Requirement
Wherever a line holds the word "Devices", copy that line out.

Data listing
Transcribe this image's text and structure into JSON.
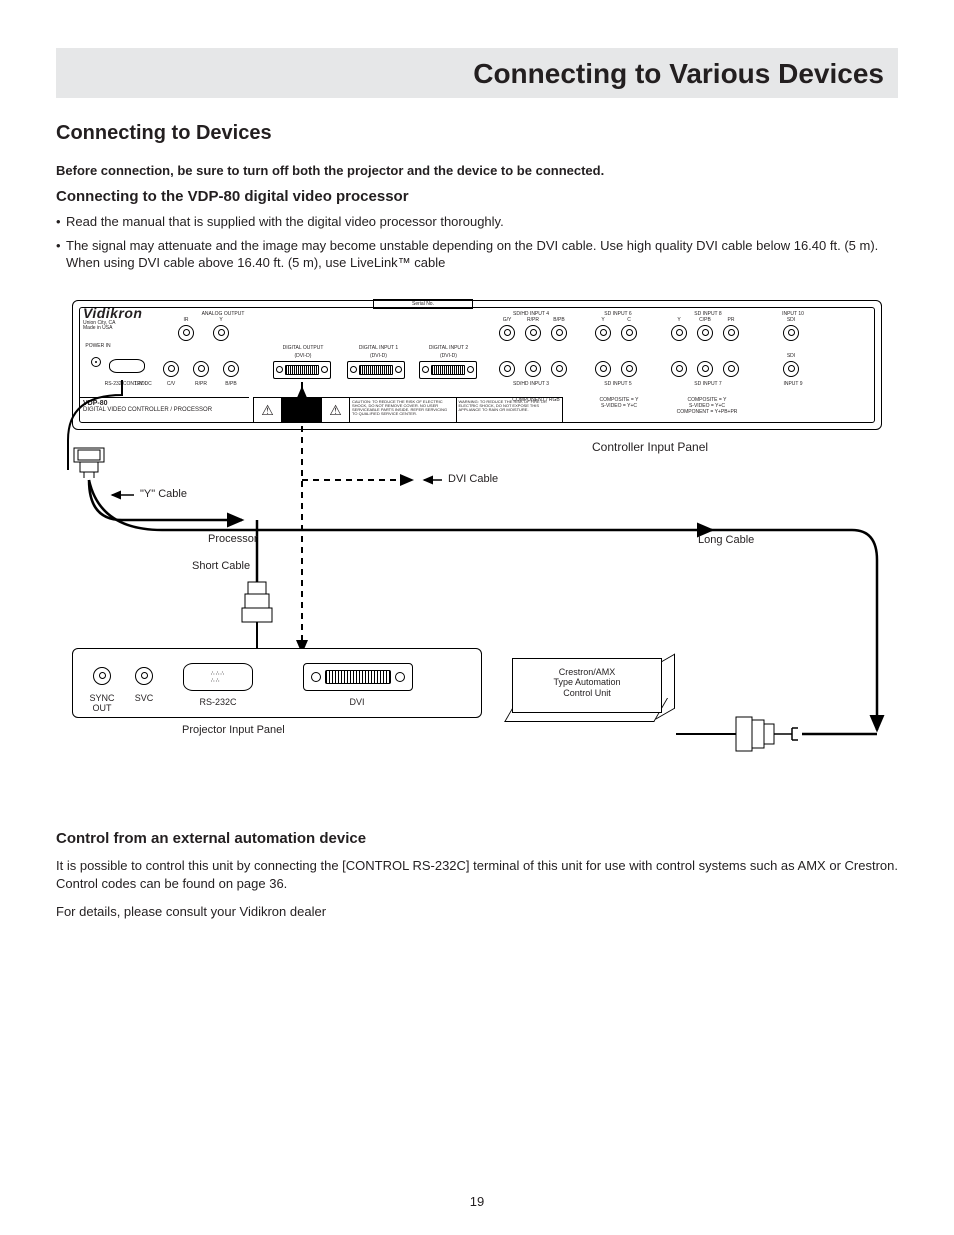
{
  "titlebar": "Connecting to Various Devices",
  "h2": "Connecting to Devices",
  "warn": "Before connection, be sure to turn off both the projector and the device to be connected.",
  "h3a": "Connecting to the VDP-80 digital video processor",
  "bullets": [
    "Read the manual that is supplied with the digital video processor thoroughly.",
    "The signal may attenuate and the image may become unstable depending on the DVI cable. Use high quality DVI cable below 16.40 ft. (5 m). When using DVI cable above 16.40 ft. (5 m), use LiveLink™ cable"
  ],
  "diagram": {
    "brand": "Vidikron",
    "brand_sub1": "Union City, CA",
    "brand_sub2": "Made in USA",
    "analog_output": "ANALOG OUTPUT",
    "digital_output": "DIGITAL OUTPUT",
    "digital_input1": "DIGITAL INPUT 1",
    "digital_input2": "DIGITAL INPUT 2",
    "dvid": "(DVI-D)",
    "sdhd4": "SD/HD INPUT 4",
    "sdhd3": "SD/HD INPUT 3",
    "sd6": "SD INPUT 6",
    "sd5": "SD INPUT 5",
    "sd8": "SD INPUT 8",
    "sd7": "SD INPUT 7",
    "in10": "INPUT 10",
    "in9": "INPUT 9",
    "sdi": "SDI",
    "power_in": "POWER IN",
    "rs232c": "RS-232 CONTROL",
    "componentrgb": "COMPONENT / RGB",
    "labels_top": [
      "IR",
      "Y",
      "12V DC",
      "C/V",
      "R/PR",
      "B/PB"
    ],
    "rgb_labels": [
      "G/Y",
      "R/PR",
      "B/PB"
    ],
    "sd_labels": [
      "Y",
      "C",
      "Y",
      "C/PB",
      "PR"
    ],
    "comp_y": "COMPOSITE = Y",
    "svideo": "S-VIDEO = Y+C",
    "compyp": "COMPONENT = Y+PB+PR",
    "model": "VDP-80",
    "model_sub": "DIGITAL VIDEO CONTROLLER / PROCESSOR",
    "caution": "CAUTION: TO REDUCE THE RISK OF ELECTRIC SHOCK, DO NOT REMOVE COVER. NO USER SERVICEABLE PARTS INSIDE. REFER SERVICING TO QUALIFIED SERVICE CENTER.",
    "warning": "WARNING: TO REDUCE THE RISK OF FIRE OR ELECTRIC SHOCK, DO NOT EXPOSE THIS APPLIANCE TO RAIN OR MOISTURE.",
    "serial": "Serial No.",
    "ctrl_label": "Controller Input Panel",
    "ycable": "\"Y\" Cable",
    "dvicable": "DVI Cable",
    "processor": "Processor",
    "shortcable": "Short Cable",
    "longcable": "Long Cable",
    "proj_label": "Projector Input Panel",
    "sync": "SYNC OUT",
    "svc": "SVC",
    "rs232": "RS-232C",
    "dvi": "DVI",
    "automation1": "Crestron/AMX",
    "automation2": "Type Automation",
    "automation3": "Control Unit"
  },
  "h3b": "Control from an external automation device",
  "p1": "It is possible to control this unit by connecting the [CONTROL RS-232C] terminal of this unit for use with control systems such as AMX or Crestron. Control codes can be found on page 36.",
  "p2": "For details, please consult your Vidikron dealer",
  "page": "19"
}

Exercise output
  "titlebar": "Connecting to Various Devices",
  "h2": "Connecting to Devices",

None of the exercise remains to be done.